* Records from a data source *
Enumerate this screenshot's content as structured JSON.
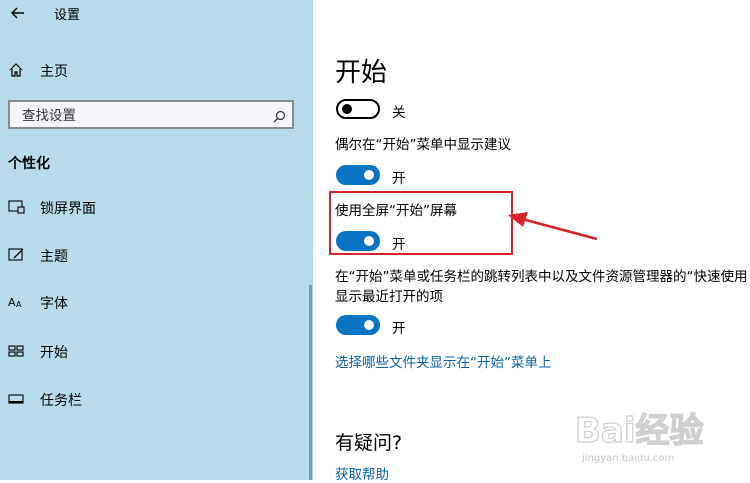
{
  "window": {
    "title": "设置"
  },
  "sidebar": {
    "home_label": "主页",
    "search_placeholder": "查找设置",
    "section_header": "个性化",
    "items": [
      {
        "label": "锁屏界面",
        "icon": "lock-screen-icon"
      },
      {
        "label": "主题",
        "icon": "theme-icon"
      },
      {
        "label": "字体",
        "icon": "font-icon"
      },
      {
        "label": "开始",
        "icon": "start-icon"
      },
      {
        "label": "任务栏",
        "icon": "taskbar-icon"
      }
    ]
  },
  "main": {
    "title": "开始",
    "top_toggle": {
      "state": "关",
      "on": false
    },
    "options": [
      {
        "label": "偶尔在“开始”菜单中显示建议",
        "state": "开",
        "on": true
      },
      {
        "label": "使用全屏“开始”屏幕",
        "state": "开",
        "on": true
      },
      {
        "label_line1": "在“开始”菜单或任务栏的跳转列表中以及文件资源管理器的“快速使用",
        "label_line2": "显示最近打开的项",
        "state": "开",
        "on": true
      }
    ],
    "folders_link": "选择哪些文件夹显示在“开始”菜单上",
    "help_header": "有疑问?",
    "help_link": "获取帮助"
  },
  "watermark": {
    "text": "Bai经验",
    "sub": "jingyan.baidu.com"
  },
  "colors": {
    "sidebar_bg": "#b8dcec",
    "accent": "#0a74c4",
    "highlight": "#d6242a"
  }
}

* Set task *
Copy all the records above exactly, but leave out the pictures.

* Finished answer *
Enumerate this screenshot's content as structured JSON.
{
  "window": {
    "title": "设置"
  },
  "sidebar": {
    "home_label": "主页",
    "search_placeholder": "查找设置",
    "section_header": "个性化",
    "items": [
      {
        "label": "锁屏界面",
        "icon": "lock-screen-icon"
      },
      {
        "label": "主题",
        "icon": "theme-icon"
      },
      {
        "label": "字体",
        "icon": "font-icon"
      },
      {
        "label": "开始",
        "icon": "start-icon"
      },
      {
        "label": "任务栏",
        "icon": "taskbar-icon"
      }
    ]
  },
  "main": {
    "title": "开始",
    "top_toggle": {
      "state": "关",
      "on": false
    },
    "options": [
      {
        "label": "偶尔在“开始”菜单中显示建议",
        "state": "开",
        "on": true
      },
      {
        "label": "使用全屏“开始”屏幕",
        "state": "开",
        "on": true
      },
      {
        "label_line1": "在“开始”菜单或任务栏的跳转列表中以及文件资源管理器的“快速使用",
        "label_line2": "显示最近打开的项",
        "state": "开",
        "on": true
      }
    ],
    "folders_link": "选择哪些文件夹显示在“开始”菜单上",
    "help_header": "有疑问?",
    "help_link": "获取帮助"
  },
  "watermark": {
    "text": "Bai经验",
    "sub": "jingyan.baidu.com"
  },
  "colors": {
    "sidebar_bg": "#b8dcec",
    "accent": "#0a74c4",
    "highlight": "#d6242a"
  }
}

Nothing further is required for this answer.